» **Your goal**
Please reproduce only the listing lines from the one containing "colorbar-tick-label: 300.54 — [445, 639, 463, 645]" down to the one containing "colorbar-tick-label: 300.14 — [445, 739, 463, 745]", swapping "contour-band" for "contour-region" and leaving everything else unchanged.

» **Extracted information**
- - - -

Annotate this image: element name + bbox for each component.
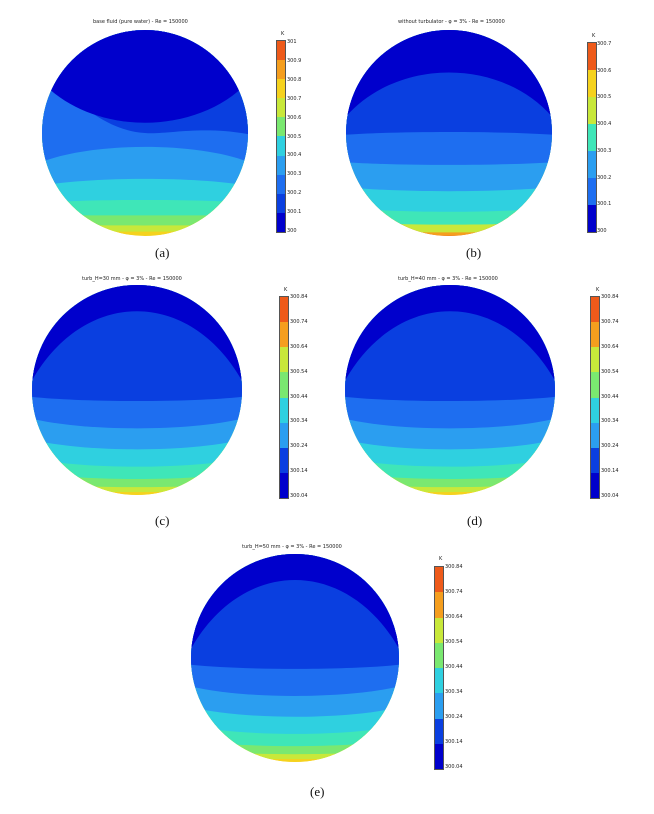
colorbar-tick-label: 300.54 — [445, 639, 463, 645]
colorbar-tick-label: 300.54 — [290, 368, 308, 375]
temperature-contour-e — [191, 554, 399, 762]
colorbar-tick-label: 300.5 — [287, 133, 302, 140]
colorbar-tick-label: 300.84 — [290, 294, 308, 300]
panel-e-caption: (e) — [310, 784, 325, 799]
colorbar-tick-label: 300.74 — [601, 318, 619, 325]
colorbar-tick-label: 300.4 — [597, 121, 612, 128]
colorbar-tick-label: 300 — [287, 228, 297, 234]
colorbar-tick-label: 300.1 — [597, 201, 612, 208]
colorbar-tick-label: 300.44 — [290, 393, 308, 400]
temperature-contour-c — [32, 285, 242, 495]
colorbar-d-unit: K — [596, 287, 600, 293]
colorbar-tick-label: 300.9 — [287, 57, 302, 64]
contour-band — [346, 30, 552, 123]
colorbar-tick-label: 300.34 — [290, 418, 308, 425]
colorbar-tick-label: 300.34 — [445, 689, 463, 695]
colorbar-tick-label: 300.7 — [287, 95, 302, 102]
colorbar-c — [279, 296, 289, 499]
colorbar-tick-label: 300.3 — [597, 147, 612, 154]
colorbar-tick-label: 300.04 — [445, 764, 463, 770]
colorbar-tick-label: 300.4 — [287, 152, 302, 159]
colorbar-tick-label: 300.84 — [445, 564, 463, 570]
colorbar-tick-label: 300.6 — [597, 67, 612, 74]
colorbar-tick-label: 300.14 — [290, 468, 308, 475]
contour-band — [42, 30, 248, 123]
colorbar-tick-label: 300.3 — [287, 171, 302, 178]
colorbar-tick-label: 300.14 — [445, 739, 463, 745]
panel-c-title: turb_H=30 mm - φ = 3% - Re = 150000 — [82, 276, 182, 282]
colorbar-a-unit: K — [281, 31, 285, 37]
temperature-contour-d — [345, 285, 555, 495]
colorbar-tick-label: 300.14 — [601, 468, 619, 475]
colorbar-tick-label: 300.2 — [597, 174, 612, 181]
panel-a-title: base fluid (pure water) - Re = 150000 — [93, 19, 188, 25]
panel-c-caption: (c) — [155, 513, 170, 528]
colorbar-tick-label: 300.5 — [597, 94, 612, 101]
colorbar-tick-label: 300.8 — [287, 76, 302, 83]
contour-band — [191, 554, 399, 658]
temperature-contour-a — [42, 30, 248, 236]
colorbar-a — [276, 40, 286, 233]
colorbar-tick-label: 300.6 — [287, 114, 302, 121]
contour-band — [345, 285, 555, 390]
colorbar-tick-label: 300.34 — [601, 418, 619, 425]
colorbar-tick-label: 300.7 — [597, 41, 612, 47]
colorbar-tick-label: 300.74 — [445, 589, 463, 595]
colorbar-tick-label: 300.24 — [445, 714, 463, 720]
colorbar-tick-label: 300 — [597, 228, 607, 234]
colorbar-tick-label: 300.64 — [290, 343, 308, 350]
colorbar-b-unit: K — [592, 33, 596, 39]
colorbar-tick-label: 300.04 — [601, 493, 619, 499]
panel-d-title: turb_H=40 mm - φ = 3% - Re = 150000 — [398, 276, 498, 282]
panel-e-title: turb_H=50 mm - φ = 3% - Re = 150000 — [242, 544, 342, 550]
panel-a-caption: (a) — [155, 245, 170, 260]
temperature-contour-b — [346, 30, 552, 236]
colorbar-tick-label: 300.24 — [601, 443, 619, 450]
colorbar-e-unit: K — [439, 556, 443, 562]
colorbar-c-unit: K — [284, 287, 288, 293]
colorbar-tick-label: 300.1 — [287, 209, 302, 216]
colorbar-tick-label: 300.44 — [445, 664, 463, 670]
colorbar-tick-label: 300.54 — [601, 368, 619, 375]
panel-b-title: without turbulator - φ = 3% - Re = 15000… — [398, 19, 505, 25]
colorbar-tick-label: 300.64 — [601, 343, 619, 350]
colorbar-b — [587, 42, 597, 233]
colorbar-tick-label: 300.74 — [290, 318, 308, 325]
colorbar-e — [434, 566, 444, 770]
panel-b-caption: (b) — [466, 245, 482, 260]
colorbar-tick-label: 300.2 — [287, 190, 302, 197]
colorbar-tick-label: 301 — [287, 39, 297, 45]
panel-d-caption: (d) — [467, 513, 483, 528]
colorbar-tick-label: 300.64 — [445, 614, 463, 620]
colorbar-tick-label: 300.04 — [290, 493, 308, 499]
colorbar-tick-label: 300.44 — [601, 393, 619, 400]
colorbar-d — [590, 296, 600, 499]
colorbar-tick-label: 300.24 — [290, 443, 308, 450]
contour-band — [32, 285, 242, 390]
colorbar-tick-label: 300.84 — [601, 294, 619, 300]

- - - -

» **Solved problem**
colorbar-tick-label: 300.54 — [445, 639, 463, 645]
colorbar-tick-label: 300.54 — [290, 368, 308, 375]
temperature-contour-e — [191, 554, 399, 762]
colorbar-tick-label: 300.5 — [287, 133, 302, 140]
colorbar-tick-label: 300.84 — [290, 294, 308, 300]
panel-e-caption: (e) — [310, 784, 325, 799]
colorbar-tick-label: 300.74 — [601, 318, 619, 325]
colorbar-tick-label: 300.4 — [597, 121, 612, 128]
colorbar-tick-label: 300 — [287, 228, 297, 234]
colorbar-tick-label: 300.1 — [597, 201, 612, 208]
colorbar-tick-label: 300.44 — [290, 393, 308, 400]
temperature-contour-c — [32, 285, 242, 495]
colorbar-d-unit: K — [596, 287, 600, 293]
colorbar-tick-label: 300.9 — [287, 57, 302, 64]
contour-region — [346, 30, 552, 123]
colorbar-tick-label: 300.34 — [290, 418, 308, 425]
colorbar-tick-label: 300.34 — [445, 689, 463, 695]
colorbar-tick-label: 300.7 — [287, 95, 302, 102]
colorbar-c — [279, 296, 289, 499]
colorbar-tick-label: 300.3 — [597, 147, 612, 154]
colorbar-tick-label: 300.04 — [445, 764, 463, 770]
colorbar-tick-label: 300.4 — [287, 152, 302, 159]
colorbar-tick-label: 300.84 — [445, 564, 463, 570]
colorbar-tick-label: 300.6 — [597, 67, 612, 74]
colorbar-tick-label: 300.14 — [290, 468, 308, 475]
contour-region — [42, 30, 248, 123]
colorbar-tick-label: 300.3 — [287, 171, 302, 178]
colorbar-tick-label: 300.14 — [445, 739, 463, 745]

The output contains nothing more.